▶ **Goal**: Output the full material exactly as it appears here.

————————

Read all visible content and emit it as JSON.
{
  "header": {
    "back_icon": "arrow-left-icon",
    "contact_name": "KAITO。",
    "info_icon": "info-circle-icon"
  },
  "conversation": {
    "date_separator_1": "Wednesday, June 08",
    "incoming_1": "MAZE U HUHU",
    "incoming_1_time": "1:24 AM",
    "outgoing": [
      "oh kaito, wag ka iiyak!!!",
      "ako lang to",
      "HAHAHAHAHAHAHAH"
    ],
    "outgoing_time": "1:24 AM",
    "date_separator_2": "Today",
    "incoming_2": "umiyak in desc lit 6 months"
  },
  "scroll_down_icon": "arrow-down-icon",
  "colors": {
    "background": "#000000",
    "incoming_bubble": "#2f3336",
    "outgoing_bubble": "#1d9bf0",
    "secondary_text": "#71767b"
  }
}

————————

▶ **Answer for this exercise**:
Read all visible content and emit it as JSON.
{
  "header": {
    "back_icon": "arrow-left-icon",
    "contact_name": "KAITO。",
    "info_icon": "info-circle-icon"
  },
  "conversation": {
    "date_separator_1": "Wednesday, June 08",
    "incoming_1": "MAZE U HUHU",
    "incoming_1_time": "1:24 AM",
    "outgoing": [
      "oh kaito, wag ka iiyak!!!",
      "ako lang to",
      "HAHAHAHAHAHAHAH"
    ],
    "outgoing_time": "1:24 AM",
    "date_separator_2": "Today",
    "incoming_2": "umiyak in desc lit 6 months"
  },
  "scroll_down_icon": "arrow-down-icon",
  "colors": {
    "background": "#000000",
    "incoming_bubble": "#2f3336",
    "outgoing_bubble": "#1d9bf0",
    "secondary_text": "#71767b"
  }
}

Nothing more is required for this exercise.